## What is needed
Report every line below that holds the word "document".

(begin)

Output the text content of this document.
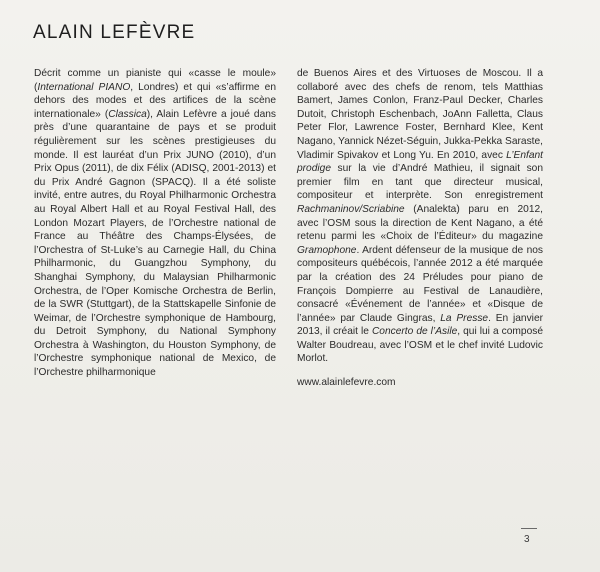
ALAIN LEFÈVRE

Décrit comme un pianiste qui «casse le moule» (International PIANO, Londres) et qui «s’affirme en dehors des modes et des artifices de la scène internationale» (Classica), Alain Lefèvre a joué dans près d’une quarantaine de pays et se produit régulièrement sur les scènes prestigieuses du monde. Il est lauréat d’un Prix JUNO (2010), d’un Prix Opus (2011), de dix Félix (ADISQ, 2001-2013) et du Prix André Gagnon (SPACQ). Il a été soliste invité, entre autres, du Royal Philharmonic Orchestra au Royal Albert Hall et au Royal Festival Hall, des London Mozart Players, de l’Orchestre national de France au Théâtre des Champs-Élysées, de l’Orchestra of St-Luke’s au Carnegie Hall, du China Philharmonic, du Guangzhou Symphony, du Shanghai Symphony, du Malaysian Philharmonic Orchestra, de l’Oper Komische Orchestra de Berlin, de la SWR (Stuttgart), de la Stattskapelle Sinfonie de Weimar, de l’Orchestre symphonique de Hambourg, du Detroit Symphony, du National Symphony Orchestra à Washington, du Houston Symphony, de l’Orchestre symphonique national de Mexico, de l’Orchestre philharmonique

de Buenos Aires et des Virtuoses de Moscou. Il a collaboré avec des chefs de renom, tels Matthias Bamert, James Conlon, Franz-Paul Decker, Charles Dutoit, Christoph Eschenbach, JoAnn Falletta, Claus Peter Flor, Lawrence Foster, Bernhard Klee, Kent Nagano, Yannick Nézet-Séguin, Jukka-Pekka Saraste, Vladimir Spivakov et Long Yu. En 2010, avec L’Enfant prodige sur la vie d’André Mathieu, il signait son premier film en tant que directeur musical, compositeur et interprète. Son enregistrement Rachmaninov/Scriabine (Analekta) paru en 2012, avec l’OSM sous la direction de Kent Nagano, a été retenu parmi les «Choix de l’Éditeur» du magazine Gramophone. Ardent défenseur de la musique de nos compositeurs québécois, l’année 2012 a été marquée par la création des 24 Préludes pour piano de François Dompierre au Festival de Lanaudière, consacré «Événement de l’année» et «Disque de l’année» par Claude Gingras, La Presse. En janvier 2013, il créait le Concerto de l’Asile, qui lui a composé Walter Boudreau, avec l’OSM et le chef invité Ludovic Morlot.

www.alainlefevre.com

3
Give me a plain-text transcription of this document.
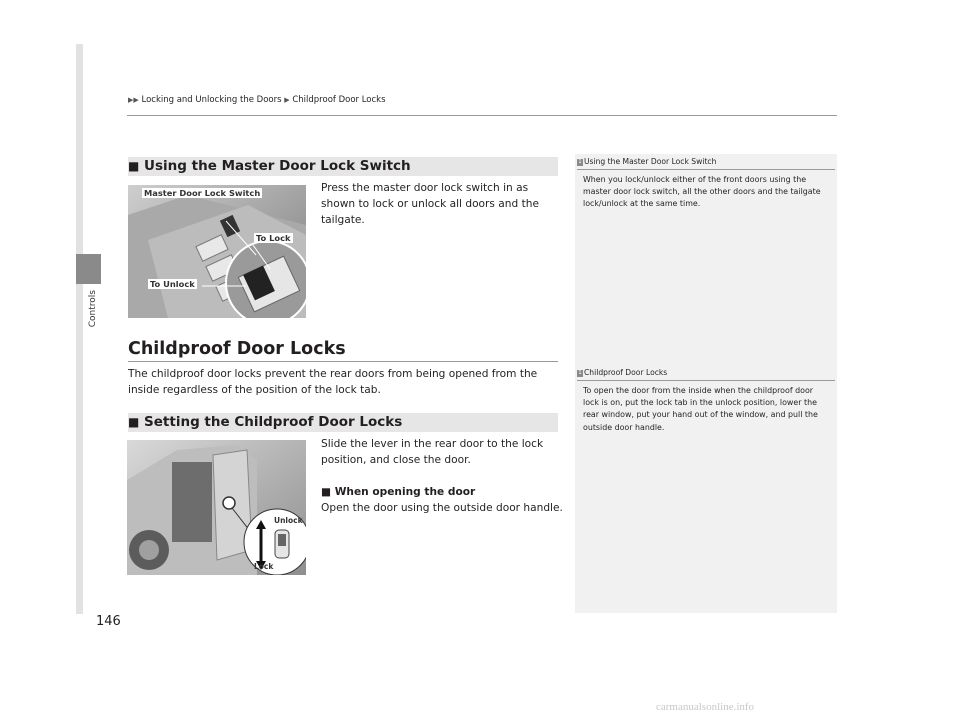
Controls
▶▶ Locking and Unlocking the Doors ▶ Childproof Door Locks
■ Using the Master Door Lock Switch
Master Door Lock Switch
To Lock
To Unlock
Press the master door lock switch in as shown to lock or unlock all doors and the tailgate.
1 Using the Master Door Lock Switch
When you lock/unlock either of the front doors using the master door lock switch, all the other doors and the tailgate lock/unlock at the same time.
Childproof Door Locks
The childproof door locks prevent the rear doors from being opened from the inside regardless of the position of the lock tab.
1 Childproof Door Locks
To open the door from the inside when the childproof door lock is on, put the lock tab in the unlock position, lower the rear window, put your hand out of the window, and pull the outside door handle.
■ Setting the Childproof Door Locks
Unlock
Lock
Slide the lever in the rear door to the lock position, and close the door.
■ When opening the door
Open the door using the outside door handle.
146
carmanualsonline.info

(end)

## Finished task
Output the text content of this document.
Give me a plain-text transcription of this document.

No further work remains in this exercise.